**Jobs:**
[1] Answer these from the passage on adolescent readers:
(a) What share of incoming ninth graders does the Carnegie Foundation say cannot comprehend the text their teachers expect them to read?
(b) What does IDEIA mandate for students with disabilities?
(c) According to NCES (1998), what share of eighth grade students perform below proficiency level in reading?
[2] Carry the passage on adolescent readers forward from its final sentence.

The Challenge for Adolescent Readers
     According to the Carnegie Foundation, nearly 50% of all incoming ninth graders in the country’s public high schools cannot comprehend the text their teachers expect them to read in order to complete class assignments (Wigfield, 2004).  Many students reach high school without the strategies and skills needed to become independent readers.  Reading ability is central to students’ learning, to their success in school, and ultimately to their success in life.  Individuals that cannot read well are seriously disadvantaged.
     Two acts of federal legislation, The No Child Left Behind Act (NCLB, 2001) and the Individuals with Disabilities Education Improvement Act (IDEIA, 2004) have been the catalyst for accelerating the literacy expectations of administrators, educators, and parents, and students. NCLB mandates that all students have access to high quality curriculum and pedagogical practices that are grounded in research-based best practices. IDEIA mandates access to the general education curriculum for students with disabilities, to the extent possible. Research suggests that inclusion of students with disabilities into general education settings is beneficial (Cole, Waldron, & Majd, 2004; Daniel & King, 1997; Holloway, 2001; Waldron & McLesky, 1998).  But careful attention must be given to the specific needs of students with reading/learning disabilities (Vaughn, Linan-Thompson, Hickman, 2003; Wanzek & Vaughn, 2007; Mercer, Campbell, Miller, Mercer & Lane, 2000; Denton, Wexler, Vaughn, & Bryan, 2008). Consequently, classroom teachers are challenged to accommodate a wide range of diverse learners in typical class settings.
     The federal government has committed energies and money to the improvement of reading in the early grades (K–3). Education agendas at national, state, and local levels reflect a strong commitment to preventing reading difficulties in young children (Taylor & Pearson, 2002, National Institute of Child Health & Human Development, 2000; Snow, Burns & Griffin, 1998). However, educators and policy makers must recognize that literacy development does not end in the elementary years. The National Center for Educational Statistics (NCES, 1998) indicated that over 66% of eighth grade students and over 50% of students in twelfth grade perform below proficiency level in reading.
     An astounding gap exists between the ability of adolescent students to comprehend the textbooks they are being asked to read. Over 8 million students in grades 4 – 12 read below grade level and 3,000 students with limited literacy skills drop out of high school every (National Council of Teachers of English, 2006). Unacceptable proportions of middle school students are struggling to read and understand content area textbooks written above grade level.

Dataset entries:
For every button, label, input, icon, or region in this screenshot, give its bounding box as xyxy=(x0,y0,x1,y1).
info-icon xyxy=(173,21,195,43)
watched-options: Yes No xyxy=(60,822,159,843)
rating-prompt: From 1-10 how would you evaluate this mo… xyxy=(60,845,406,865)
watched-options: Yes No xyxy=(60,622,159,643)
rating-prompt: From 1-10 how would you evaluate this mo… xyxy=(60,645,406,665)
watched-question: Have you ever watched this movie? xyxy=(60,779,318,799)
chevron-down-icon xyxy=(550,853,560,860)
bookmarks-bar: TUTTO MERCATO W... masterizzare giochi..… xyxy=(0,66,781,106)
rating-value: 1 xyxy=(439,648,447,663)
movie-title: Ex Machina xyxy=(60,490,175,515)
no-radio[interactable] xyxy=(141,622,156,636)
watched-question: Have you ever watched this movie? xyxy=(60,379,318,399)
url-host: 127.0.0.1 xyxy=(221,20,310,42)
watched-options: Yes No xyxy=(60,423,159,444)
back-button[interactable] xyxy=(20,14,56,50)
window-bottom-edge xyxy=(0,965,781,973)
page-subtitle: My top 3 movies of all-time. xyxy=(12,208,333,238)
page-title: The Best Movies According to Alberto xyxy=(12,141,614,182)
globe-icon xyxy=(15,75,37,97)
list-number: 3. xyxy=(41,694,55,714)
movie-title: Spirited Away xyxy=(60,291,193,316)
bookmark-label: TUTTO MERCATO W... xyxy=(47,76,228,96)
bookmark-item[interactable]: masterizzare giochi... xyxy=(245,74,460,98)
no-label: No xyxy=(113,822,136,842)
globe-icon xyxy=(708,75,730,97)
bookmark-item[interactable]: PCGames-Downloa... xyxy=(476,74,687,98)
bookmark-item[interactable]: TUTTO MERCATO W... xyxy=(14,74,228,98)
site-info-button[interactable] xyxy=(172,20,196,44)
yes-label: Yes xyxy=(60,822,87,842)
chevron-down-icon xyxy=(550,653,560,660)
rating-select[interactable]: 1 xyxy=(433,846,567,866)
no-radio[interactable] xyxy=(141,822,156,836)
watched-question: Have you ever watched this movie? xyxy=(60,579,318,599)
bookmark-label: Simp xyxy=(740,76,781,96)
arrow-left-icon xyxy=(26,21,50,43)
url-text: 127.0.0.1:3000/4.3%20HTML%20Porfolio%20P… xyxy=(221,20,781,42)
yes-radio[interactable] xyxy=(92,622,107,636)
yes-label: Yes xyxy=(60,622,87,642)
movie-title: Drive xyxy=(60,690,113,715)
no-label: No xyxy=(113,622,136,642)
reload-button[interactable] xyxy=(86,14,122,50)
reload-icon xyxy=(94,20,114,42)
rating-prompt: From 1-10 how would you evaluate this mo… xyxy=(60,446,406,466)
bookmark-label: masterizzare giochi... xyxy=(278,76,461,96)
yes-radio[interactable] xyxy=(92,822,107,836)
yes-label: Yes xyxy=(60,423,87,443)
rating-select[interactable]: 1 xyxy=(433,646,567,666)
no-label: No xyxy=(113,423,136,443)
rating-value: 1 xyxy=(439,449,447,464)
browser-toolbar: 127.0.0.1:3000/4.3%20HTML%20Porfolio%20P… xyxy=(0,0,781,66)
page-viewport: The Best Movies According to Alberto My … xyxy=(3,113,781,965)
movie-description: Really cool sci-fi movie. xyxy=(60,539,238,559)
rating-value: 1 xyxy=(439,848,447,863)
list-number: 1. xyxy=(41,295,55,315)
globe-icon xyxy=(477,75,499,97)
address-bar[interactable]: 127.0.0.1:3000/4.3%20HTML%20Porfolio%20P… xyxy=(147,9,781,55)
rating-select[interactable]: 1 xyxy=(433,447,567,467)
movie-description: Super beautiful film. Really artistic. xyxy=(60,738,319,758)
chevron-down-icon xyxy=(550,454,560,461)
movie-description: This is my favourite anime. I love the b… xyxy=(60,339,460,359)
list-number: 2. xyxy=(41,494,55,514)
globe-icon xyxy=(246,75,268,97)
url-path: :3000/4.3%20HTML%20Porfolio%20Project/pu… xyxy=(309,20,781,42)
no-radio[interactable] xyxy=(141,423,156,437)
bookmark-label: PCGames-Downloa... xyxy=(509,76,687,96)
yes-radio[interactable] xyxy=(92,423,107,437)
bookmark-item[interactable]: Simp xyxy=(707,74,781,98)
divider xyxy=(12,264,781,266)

**Responses per task:**
[1]
(a) Nearly 50%.
(b) Access to the general education curriculum, to the extent possible.
(c) Over 66%.

[2]
Statement of the Problem
     A recent report of the National Assessment of Educational Progress (NAEP), The Nation’s Report Card, indicates that more than 35% of fourth-grade students in the United States lack basic reading skills (USDOE, 2003).  Upon entering high school, 25% of students still lack basic reading skills; about 40% lack the skills necessary to access grade-level text across all content areas. Thirty percent lack the ability to critically examine or elaborate on what they have read. The results in Alabama mirror the national results.  High school students consistently perform lowest of all on the social studies portion of the Alabama High School Graduation Exam due to gaps in the curriculum/course of study between sixth grade (last SAT 10 in social studies) and tenth grade (first AHSGE in social studies) and the test specification items on the exam.
Relevant Research
     According to results from the NAEP reading exam, struggling readers are common in middle school.  Forty-two percent of eighth grade students tested read at a basic level; 26% read below the basic level.
     Content area textbooks are written above the assigned grade level.  This is extremely problematic for students who read on or below grade level; 78% fit this description. Many struggling readers with learning disabilities at the secondary level read on a fourth or fifth grade level, but the adopted textbooks at their respective schools are written at or above grade level.  The disparity between their reading ability and the required reading materials in middle school and high schools is challenging (Mastropieri, Scruggs and Graetz, 2003).  Harniss, Dickson, Kinder & Hollenbeck (2001), “warn that textbooks are not designed for the below-average or even the average reader, but for the above-average reader” (p. 130).  Failure is eminent without effective scaffolding.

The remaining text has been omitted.